##### DATASET CONTENT #####
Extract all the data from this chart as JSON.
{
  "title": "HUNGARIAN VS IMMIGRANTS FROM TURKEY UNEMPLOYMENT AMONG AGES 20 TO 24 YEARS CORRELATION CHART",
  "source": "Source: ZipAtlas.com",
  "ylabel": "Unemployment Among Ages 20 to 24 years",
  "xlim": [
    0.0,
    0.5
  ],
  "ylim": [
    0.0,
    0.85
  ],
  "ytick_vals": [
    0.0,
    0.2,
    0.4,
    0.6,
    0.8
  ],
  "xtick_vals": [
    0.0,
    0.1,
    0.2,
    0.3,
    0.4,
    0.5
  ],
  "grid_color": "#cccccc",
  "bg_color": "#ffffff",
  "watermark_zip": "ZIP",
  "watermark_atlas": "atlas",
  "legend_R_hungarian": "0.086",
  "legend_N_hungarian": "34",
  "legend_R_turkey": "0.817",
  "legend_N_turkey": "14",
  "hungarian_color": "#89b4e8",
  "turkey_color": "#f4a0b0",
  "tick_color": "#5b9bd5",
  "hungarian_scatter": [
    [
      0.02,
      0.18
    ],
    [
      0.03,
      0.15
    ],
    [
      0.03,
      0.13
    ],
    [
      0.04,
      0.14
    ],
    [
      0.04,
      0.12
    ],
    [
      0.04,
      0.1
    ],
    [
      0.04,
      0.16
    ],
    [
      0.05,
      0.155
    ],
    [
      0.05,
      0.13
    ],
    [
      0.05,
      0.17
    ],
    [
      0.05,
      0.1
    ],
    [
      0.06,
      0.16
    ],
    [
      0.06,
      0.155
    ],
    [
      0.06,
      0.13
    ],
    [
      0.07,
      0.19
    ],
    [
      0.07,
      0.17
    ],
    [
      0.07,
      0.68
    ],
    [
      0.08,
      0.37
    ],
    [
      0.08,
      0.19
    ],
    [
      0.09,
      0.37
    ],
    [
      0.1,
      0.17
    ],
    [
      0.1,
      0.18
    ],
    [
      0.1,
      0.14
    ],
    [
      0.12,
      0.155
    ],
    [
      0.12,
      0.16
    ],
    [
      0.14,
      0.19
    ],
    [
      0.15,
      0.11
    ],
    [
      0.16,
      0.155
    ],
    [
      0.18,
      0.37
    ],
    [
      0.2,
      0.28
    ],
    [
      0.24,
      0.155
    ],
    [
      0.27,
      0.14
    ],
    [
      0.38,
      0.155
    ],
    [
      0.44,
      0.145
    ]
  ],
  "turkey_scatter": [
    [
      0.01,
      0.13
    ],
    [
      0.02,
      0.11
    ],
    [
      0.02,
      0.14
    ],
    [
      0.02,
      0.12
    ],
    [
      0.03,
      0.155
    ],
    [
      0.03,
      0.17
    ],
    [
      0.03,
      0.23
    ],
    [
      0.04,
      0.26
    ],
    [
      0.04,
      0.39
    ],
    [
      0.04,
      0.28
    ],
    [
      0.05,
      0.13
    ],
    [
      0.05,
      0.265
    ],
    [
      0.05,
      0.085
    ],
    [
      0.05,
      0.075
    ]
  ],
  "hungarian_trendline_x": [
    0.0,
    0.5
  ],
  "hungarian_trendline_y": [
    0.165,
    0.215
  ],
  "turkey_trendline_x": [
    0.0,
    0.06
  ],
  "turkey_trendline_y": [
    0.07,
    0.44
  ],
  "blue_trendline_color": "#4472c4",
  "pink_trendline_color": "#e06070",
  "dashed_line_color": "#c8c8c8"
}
#####
GOAL: Copy out the material above in its entirety. Every detail must match.

RESULT FOR THIS EXERCISE:
Extract all the data from this chart as JSON.
{
  "title": "HUNGARIAN VS IMMIGRANTS FROM TURKEY UNEMPLOYMENT AMONG AGES 20 TO 24 YEARS CORRELATION CHART",
  "source": "Source: ZipAtlas.com",
  "ylabel": "Unemployment Among Ages 20 to 24 years",
  "xlim": [
    0.0,
    0.5
  ],
  "ylim": [
    0.0,
    0.85
  ],
  "ytick_vals": [
    0.0,
    0.2,
    0.4,
    0.6,
    0.8
  ],
  "xtick_vals": [
    0.0,
    0.1,
    0.2,
    0.3,
    0.4,
    0.5
  ],
  "grid_color": "#cccccc",
  "bg_color": "#ffffff",
  "watermark_zip": "ZIP",
  "watermark_atlas": "atlas",
  "legend_R_hungarian": "0.086",
  "legend_N_hungarian": "34",
  "legend_R_turkey": "0.817",
  "legend_N_turkey": "14",
  "hungarian_color": "#89b4e8",
  "turkey_color": "#f4a0b0",
  "tick_color": "#5b9bd5",
  "hungarian_scatter": [
    [
      0.02,
      0.18
    ],
    [
      0.03,
      0.15
    ],
    [
      0.03,
      0.13
    ],
    [
      0.04,
      0.14
    ],
    [
      0.04,
      0.12
    ],
    [
      0.04,
      0.1
    ],
    [
      0.04,
      0.16
    ],
    [
      0.05,
      0.155
    ],
    [
      0.05,
      0.13
    ],
    [
      0.05,
      0.17
    ],
    [
      0.05,
      0.1
    ],
    [
      0.06,
      0.16
    ],
    [
      0.06,
      0.155
    ],
    [
      0.06,
      0.13
    ],
    [
      0.07,
      0.19
    ],
    [
      0.07,
      0.17
    ],
    [
      0.07,
      0.68
    ],
    [
      0.08,
      0.37
    ],
    [
      0.08,
      0.19
    ],
    [
      0.09,
      0.37
    ],
    [
      0.1,
      0.17
    ],
    [
      0.1,
      0.18
    ],
    [
      0.1,
      0.14
    ],
    [
      0.12,
      0.155
    ],
    [
      0.12,
      0.16
    ],
    [
      0.14,
      0.19
    ],
    [
      0.15,
      0.11
    ],
    [
      0.16,
      0.155
    ],
    [
      0.18,
      0.37
    ],
    [
      0.2,
      0.28
    ],
    [
      0.24,
      0.155
    ],
    [
      0.27,
      0.14
    ],
    [
      0.38,
      0.155
    ],
    [
      0.44,
      0.145
    ]
  ],
  "turkey_scatter": [
    [
      0.01,
      0.13
    ],
    [
      0.02,
      0.11
    ],
    [
      0.02,
      0.14
    ],
    [
      0.02,
      0.12
    ],
    [
      0.03,
      0.155
    ],
    [
      0.03,
      0.17
    ],
    [
      0.03,
      0.23
    ],
    [
      0.04,
      0.26
    ],
    [
      0.04,
      0.39
    ],
    [
      0.04,
      0.28
    ],
    [
      0.05,
      0.13
    ],
    [
      0.05,
      0.265
    ],
    [
      0.05,
      0.085
    ],
    [
      0.05,
      0.075
    ]
  ],
  "hungarian_trendline_x": [
    0.0,
    0.5
  ],
  "hungarian_trendline_y": [
    0.165,
    0.215
  ],
  "turkey_trendline_x": [
    0.0,
    0.06
  ],
  "turkey_trendline_y": [
    0.07,
    0.44
  ],
  "blue_trendline_color": "#4472c4",
  "pink_trendline_color": "#e06070",
  "dashed_line_color": "#c8c8c8"
}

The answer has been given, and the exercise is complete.